Task brief
Every line holding the string "Regen" should be gathered.

(A run of records)
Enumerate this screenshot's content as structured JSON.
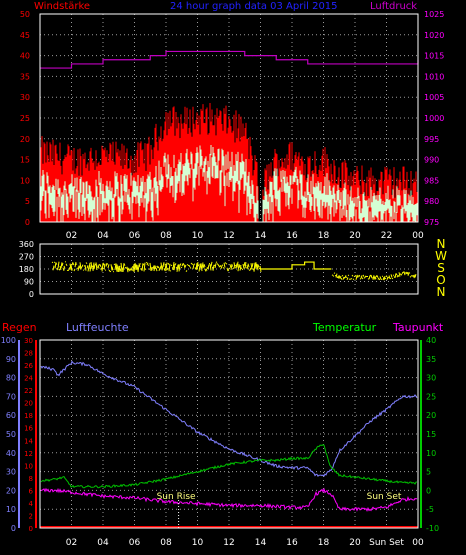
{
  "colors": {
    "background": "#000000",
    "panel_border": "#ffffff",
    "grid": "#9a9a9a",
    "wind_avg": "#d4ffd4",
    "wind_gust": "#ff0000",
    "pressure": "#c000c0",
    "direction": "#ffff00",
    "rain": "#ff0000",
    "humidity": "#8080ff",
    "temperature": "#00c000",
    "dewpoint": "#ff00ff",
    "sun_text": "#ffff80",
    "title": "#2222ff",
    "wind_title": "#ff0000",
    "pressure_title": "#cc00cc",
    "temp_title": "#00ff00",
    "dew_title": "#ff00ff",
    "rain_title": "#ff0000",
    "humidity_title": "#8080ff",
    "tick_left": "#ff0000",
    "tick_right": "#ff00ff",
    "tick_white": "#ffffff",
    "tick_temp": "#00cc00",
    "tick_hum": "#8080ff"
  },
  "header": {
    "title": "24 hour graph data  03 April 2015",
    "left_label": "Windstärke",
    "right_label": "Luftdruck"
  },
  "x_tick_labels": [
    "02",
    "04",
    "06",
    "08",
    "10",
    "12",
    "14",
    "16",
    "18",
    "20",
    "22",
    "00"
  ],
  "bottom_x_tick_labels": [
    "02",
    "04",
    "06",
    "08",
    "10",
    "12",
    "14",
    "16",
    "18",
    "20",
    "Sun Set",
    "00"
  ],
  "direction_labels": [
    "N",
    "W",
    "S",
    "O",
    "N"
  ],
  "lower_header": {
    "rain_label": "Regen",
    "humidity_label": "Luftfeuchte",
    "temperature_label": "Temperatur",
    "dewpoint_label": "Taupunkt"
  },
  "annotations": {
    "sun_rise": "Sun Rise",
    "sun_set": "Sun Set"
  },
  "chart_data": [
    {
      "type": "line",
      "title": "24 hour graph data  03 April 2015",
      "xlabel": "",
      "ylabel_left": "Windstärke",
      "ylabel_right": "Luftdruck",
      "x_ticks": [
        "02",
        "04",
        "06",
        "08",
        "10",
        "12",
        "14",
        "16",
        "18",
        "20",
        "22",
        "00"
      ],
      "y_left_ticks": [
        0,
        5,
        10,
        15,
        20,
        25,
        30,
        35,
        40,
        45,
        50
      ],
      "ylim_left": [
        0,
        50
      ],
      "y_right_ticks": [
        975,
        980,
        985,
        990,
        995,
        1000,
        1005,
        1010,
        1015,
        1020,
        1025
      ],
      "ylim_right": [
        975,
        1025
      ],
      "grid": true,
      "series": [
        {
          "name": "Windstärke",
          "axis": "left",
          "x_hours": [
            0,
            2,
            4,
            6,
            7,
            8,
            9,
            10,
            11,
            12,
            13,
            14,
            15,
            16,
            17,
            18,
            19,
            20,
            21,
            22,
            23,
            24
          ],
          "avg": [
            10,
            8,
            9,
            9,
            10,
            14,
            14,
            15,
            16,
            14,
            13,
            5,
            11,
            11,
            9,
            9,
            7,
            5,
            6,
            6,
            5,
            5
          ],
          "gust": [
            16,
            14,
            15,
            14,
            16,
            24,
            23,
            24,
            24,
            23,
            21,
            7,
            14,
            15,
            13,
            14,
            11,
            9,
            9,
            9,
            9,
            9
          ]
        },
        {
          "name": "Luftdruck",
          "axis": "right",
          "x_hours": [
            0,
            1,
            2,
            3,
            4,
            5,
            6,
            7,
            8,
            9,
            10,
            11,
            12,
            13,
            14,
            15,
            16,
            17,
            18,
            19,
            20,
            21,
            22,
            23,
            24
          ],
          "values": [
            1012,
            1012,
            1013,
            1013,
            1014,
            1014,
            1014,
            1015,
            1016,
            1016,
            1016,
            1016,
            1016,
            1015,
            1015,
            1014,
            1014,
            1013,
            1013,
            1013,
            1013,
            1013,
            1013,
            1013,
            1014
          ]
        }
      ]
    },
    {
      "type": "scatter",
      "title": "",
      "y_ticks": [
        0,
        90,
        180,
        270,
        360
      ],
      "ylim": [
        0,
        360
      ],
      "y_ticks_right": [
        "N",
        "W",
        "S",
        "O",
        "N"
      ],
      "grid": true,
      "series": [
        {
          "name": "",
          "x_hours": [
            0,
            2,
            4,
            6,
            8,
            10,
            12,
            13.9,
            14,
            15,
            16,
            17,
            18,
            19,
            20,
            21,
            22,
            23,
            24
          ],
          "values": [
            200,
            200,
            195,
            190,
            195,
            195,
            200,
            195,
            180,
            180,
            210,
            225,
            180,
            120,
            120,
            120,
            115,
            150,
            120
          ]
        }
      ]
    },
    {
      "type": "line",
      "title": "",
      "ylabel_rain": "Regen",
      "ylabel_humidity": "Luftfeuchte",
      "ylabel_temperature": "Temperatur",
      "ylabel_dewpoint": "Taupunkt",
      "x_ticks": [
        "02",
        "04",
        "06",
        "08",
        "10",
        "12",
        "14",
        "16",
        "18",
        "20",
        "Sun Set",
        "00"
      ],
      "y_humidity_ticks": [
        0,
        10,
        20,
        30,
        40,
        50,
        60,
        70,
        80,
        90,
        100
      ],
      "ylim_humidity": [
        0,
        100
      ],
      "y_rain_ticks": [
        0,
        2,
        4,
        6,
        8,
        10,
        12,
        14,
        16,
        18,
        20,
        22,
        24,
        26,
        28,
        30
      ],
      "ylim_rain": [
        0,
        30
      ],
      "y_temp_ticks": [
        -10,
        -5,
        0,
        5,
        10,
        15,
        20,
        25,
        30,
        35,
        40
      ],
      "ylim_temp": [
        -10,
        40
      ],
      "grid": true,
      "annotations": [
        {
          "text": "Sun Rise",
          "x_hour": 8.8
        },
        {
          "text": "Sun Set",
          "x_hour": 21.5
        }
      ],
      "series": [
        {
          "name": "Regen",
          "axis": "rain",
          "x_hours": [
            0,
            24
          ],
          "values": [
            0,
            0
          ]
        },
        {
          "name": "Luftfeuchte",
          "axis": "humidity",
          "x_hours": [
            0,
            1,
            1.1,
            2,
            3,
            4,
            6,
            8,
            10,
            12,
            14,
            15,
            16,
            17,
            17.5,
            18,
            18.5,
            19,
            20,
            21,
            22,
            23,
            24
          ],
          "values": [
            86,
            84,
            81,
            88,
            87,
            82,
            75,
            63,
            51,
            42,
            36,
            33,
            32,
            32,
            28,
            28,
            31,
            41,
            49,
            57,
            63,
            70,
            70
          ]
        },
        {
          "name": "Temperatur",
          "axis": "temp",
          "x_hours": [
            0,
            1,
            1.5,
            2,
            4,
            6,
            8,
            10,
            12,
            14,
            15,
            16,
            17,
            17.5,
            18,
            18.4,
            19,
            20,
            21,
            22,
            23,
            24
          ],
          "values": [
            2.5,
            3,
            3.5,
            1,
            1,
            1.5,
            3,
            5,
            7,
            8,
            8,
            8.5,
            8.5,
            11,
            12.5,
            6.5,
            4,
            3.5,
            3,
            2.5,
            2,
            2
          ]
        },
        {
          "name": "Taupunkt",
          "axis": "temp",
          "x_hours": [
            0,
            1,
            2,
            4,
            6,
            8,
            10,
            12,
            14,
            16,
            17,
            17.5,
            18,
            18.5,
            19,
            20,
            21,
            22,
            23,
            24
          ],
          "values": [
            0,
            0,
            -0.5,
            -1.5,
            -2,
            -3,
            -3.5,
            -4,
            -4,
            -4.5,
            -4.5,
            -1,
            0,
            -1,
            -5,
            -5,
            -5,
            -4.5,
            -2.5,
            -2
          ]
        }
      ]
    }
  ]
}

Response below
    "rain_label": "Regen",
      "ylabel_rain": "Regen",
          "name": "Regen",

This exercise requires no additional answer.